* Given text *
——————————

Elementary Mathematics

It's been a couple of months since I last posted here. There are a large number of reasons that has been the case. Some of them, you might find out soon, while others not. Having moved to Los Angeles about a month ago, I have been exploring avenues and possible paths of a future career in music technology or video games or interactive media or if possible, all three. I recently started doing an internship in Sound Design at Native Instruments and it has been quite the wonderful journey so far, full of broad learning curves, dynamically shifting perspective and one filled with opening up of new horizons for me.

Having just concluded with my master's course at Berklee Valencia in film scoring, Most people would call it a drastic jump to shift into a music technology company. I wouldn't call it so, primarily because in some ways, I always felt affinity towards music technology and how it fuels creativity was always a part of how I think about music. Even though I may or may not see myself composing and creating music in the more traditional vein music composers and orchestrators usually approach such fields, I believe that at heart if you've ever been a creator, you always stay one.

——————————

* Given information *
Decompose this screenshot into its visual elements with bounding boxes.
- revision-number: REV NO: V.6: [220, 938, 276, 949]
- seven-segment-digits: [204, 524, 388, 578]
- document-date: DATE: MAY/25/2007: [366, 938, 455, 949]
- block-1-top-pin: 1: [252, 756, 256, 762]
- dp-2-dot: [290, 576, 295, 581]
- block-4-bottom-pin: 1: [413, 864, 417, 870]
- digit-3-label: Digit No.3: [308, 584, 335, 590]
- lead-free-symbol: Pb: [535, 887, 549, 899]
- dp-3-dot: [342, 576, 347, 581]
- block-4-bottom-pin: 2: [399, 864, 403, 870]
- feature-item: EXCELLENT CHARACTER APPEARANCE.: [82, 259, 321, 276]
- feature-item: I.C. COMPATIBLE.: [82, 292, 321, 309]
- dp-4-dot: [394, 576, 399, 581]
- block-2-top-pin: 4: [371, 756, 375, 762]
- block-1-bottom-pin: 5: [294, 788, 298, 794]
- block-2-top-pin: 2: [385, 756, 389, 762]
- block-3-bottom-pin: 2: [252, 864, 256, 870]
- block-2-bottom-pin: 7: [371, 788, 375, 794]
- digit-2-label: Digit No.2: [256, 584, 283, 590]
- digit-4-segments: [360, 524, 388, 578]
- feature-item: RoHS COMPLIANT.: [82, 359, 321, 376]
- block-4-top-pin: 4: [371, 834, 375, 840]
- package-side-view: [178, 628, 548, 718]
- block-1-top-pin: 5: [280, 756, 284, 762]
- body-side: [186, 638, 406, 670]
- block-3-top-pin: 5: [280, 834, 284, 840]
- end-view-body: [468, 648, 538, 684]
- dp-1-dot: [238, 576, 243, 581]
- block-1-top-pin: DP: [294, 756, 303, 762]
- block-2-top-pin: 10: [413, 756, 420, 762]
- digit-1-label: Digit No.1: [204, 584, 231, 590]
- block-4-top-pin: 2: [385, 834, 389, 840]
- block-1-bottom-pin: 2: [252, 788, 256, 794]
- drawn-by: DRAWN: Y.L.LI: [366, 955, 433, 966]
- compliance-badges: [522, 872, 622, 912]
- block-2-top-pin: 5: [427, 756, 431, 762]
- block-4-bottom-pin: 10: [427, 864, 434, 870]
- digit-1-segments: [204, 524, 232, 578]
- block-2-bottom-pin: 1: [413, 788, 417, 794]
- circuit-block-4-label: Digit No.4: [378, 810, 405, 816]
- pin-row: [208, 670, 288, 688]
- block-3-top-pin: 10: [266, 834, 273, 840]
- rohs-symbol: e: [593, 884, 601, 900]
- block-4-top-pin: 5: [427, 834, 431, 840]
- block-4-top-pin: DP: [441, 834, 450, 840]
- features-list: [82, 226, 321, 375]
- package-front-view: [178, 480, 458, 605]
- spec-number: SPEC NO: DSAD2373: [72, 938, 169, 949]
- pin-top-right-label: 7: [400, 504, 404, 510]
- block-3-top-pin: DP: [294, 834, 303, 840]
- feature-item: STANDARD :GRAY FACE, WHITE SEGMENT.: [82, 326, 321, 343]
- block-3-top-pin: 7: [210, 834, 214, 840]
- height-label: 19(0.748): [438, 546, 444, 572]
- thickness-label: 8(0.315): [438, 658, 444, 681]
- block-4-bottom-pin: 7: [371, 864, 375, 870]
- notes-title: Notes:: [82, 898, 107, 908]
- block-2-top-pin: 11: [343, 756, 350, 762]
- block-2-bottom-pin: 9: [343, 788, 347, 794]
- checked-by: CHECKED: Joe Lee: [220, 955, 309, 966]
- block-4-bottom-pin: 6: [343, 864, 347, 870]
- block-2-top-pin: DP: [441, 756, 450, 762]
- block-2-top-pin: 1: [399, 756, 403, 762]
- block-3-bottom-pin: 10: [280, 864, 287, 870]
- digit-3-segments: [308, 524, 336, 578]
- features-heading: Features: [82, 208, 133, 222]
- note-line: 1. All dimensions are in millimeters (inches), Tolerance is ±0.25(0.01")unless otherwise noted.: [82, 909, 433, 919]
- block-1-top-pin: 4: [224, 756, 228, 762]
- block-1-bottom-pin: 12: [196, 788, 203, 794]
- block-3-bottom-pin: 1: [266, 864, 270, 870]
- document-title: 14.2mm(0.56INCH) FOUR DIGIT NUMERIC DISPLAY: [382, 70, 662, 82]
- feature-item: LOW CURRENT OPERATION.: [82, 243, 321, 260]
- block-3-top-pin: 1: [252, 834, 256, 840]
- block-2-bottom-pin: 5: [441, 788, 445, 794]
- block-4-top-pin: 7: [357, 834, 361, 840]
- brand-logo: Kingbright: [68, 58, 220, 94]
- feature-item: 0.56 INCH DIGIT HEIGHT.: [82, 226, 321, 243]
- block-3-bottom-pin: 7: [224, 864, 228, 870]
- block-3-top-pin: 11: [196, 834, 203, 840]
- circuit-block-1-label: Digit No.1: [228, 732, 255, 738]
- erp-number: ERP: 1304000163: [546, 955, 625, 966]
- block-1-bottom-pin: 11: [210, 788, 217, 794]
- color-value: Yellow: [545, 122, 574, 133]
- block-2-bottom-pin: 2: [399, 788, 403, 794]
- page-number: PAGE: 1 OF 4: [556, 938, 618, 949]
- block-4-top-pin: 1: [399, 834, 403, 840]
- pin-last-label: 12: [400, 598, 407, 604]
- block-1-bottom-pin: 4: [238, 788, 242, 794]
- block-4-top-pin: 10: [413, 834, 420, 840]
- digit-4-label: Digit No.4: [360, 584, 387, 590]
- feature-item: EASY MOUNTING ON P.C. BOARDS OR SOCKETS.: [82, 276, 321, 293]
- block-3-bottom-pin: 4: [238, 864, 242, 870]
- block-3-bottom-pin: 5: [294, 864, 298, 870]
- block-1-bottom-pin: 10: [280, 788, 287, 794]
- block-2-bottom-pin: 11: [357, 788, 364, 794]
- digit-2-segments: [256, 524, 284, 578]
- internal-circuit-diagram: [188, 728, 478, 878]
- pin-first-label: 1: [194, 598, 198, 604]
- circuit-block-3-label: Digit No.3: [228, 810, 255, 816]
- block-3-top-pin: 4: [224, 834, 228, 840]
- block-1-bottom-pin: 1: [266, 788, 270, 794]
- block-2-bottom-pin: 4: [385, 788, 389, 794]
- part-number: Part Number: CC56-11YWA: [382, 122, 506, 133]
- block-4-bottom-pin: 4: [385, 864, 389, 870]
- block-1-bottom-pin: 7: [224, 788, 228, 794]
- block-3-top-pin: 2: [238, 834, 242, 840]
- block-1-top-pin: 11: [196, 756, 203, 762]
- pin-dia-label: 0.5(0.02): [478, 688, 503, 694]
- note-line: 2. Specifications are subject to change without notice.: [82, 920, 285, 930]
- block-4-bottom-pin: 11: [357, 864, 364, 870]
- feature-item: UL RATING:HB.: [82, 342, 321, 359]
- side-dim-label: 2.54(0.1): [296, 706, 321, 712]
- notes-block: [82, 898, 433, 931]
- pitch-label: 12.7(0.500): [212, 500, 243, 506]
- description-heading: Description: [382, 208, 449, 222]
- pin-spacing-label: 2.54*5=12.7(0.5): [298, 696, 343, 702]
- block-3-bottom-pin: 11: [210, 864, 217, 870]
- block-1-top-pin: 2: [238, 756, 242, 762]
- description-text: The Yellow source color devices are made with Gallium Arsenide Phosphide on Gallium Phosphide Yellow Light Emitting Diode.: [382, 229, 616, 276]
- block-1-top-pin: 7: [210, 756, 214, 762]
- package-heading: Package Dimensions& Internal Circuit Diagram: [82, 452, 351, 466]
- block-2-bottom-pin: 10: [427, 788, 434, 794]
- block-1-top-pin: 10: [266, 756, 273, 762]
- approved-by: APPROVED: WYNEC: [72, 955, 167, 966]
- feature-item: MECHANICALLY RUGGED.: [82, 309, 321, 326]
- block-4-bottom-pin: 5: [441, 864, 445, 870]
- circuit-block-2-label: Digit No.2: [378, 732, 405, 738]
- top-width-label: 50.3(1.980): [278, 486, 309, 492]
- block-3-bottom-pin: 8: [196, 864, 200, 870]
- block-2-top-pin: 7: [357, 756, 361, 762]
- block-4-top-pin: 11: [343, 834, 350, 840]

——————————

* Action item *
Write the next part of the blog post about moving to Los Angeles and starting a sound design internship, beginning after its final sentence. The material has no connection to the text.

* Answer box *
Methods change, approaches differ. There is conflict in how you perceive art and music with perhaps someone else, but I believe that's the beauty of art, music and life in general. Harmony in dissonance. Often walking down the street at Hollywood Boulevard on a warm weekday morning, I hear the distant honk of a car or the morning chatter of high school kids discussing there weekend adventures. and I tell myself 'ah, that sounds like music'. How, you may ask. If you're reading, you may already know the answer.

We all maybe artists, or accountants. Engineers or software whiz-kids. But in certain ways, we're all echoing off each other. Some artists, take what they have - the raw material. Throw it down on a canvas. Jumbled colours, an abstract idea. Software engineers? They use native data types and already existing functions to shape their ideas. Not sounding that different any more, I hope?

A flash of an idea late at night, or a sudden spark at lunch. That's usually how it always begins. A grand idea for the next path-breaking album or the next software revolution that could shift perceptions. We're all curators. Taking the idea off that graffiti wall we saw on our way to work or maybe using that flute solo we heard on an old Indian devotional song. You never know where it's gonna come from. And that excitement about the creative process is what always excites me. The inspiration, the journey. Rather than just the destination.

But that might not be what this blog post maybe about. It's about something a bit more subtle and something a lot less prominent in the normal daily life of an individual. Elementary mathematics. Technological process has been steady and slowly accelerating. A lot more in the last twenty years than the last hundred. But do we really see the process? How a new computer has seemingly faster speeds and more memory than the last one? What could have possibly made that a reality? Of course it's all coming out of mathematics. The universe creates problems and barriers, and creators find clever ways around it.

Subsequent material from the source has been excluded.